==== EXTRACTED DATA ====
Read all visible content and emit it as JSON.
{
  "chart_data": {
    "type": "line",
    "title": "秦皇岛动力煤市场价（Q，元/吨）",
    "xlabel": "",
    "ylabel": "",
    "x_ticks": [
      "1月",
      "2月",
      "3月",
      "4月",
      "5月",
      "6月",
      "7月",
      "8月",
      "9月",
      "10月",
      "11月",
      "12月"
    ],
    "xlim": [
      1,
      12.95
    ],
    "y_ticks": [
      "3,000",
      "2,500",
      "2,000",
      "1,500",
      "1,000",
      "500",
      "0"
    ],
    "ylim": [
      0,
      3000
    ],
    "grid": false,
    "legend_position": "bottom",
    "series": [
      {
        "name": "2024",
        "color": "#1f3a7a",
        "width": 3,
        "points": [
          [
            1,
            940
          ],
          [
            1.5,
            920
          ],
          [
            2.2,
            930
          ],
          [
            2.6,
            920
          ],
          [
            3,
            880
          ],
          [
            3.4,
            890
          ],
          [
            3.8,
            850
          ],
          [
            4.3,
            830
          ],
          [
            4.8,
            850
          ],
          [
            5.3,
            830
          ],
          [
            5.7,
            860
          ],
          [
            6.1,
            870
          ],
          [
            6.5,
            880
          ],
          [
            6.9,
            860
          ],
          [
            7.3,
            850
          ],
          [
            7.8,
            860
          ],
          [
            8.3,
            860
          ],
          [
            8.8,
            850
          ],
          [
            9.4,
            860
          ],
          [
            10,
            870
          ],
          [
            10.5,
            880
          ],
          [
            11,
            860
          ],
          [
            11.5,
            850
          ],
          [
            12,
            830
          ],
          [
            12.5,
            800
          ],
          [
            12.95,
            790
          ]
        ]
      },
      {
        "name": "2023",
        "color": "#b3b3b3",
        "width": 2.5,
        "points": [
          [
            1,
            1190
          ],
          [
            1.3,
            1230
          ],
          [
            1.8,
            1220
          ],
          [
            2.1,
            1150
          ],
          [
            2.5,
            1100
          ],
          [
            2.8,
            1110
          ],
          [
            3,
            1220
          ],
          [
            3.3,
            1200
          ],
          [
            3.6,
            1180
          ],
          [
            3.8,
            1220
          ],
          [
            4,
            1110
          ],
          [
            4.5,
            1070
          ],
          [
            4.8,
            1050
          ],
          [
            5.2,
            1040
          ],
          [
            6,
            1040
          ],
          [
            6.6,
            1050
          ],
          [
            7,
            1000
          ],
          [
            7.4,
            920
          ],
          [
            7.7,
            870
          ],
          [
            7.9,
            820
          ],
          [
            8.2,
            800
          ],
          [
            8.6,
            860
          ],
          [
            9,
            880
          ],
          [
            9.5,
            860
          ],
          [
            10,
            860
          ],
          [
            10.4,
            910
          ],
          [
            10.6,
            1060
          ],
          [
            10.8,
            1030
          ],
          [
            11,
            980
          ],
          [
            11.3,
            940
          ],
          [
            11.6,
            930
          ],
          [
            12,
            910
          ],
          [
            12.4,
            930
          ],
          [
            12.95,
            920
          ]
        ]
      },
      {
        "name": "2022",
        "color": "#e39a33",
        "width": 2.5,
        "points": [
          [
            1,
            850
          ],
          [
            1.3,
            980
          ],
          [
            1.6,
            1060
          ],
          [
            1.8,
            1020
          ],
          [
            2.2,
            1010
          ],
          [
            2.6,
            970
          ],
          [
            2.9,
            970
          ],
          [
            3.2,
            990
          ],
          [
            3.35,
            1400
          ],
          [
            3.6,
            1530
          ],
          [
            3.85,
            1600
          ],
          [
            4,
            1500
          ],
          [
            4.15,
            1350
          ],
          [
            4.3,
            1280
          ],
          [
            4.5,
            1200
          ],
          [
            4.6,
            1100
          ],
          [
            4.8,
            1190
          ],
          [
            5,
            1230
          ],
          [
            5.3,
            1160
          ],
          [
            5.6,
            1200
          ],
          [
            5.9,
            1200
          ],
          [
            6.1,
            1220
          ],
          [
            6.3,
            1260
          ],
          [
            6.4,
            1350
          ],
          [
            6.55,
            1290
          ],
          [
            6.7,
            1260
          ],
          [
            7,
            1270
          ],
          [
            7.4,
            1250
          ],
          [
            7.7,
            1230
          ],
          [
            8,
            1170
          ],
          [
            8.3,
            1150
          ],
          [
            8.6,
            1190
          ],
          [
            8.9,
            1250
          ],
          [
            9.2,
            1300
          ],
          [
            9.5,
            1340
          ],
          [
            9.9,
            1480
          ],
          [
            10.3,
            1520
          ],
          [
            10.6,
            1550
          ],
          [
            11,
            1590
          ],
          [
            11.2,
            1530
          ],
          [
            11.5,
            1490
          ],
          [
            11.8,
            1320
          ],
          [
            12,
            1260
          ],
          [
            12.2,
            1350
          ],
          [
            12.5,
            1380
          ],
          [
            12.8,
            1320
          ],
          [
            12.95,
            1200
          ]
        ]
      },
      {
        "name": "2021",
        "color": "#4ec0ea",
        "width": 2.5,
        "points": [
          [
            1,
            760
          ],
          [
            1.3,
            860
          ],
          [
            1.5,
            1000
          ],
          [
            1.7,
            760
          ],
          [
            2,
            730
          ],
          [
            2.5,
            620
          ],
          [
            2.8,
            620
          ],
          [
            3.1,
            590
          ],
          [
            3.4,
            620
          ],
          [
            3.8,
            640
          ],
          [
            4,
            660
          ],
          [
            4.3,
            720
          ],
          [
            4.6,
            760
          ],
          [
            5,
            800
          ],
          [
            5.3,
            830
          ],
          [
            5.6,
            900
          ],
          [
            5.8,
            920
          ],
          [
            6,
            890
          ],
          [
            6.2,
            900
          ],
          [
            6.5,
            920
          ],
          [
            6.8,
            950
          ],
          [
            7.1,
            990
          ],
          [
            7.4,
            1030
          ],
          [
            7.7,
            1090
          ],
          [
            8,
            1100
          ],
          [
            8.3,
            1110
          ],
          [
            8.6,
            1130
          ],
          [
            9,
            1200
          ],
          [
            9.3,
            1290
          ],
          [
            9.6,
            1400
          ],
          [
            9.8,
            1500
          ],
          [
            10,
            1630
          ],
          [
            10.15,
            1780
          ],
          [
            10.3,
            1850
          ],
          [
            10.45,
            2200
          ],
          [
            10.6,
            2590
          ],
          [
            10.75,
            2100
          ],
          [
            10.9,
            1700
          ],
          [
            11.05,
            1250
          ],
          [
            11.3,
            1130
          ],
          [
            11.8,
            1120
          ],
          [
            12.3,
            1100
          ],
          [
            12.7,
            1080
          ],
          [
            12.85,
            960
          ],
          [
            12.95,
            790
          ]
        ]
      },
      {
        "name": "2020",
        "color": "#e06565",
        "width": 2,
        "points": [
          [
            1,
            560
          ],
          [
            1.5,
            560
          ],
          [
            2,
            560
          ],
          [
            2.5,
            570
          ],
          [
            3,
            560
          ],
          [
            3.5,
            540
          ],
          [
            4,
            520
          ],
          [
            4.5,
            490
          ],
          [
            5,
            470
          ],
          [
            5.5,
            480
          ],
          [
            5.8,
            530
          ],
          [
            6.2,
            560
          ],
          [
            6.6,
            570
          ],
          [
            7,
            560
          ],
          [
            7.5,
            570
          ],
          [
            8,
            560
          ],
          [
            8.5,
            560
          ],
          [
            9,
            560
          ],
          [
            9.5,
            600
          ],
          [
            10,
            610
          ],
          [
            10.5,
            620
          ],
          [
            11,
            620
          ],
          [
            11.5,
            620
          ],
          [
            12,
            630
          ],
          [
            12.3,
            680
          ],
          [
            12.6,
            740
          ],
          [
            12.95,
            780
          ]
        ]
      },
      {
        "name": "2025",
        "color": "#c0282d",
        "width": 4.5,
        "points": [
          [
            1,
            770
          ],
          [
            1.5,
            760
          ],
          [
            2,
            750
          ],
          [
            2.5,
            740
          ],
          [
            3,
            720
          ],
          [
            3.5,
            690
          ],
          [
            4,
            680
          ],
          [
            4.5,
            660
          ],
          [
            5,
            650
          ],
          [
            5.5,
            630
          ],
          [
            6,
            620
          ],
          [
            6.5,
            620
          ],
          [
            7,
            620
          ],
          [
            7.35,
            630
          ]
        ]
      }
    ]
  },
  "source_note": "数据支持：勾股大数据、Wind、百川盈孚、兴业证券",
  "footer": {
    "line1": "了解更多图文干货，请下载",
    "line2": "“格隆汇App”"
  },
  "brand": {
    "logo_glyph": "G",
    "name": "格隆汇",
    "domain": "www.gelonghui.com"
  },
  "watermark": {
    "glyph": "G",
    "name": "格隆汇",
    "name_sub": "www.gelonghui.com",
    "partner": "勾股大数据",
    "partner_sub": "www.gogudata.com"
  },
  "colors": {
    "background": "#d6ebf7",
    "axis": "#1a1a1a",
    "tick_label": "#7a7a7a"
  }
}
====
- _EXERCISE DIRECTIONS_: Gather up, from the records above, each line where the word "gelonghui" appears.

- _TASK OUTPUT_:
    "domain": "www.gelonghui.com"
    "name_sub": "www.gelonghui.com",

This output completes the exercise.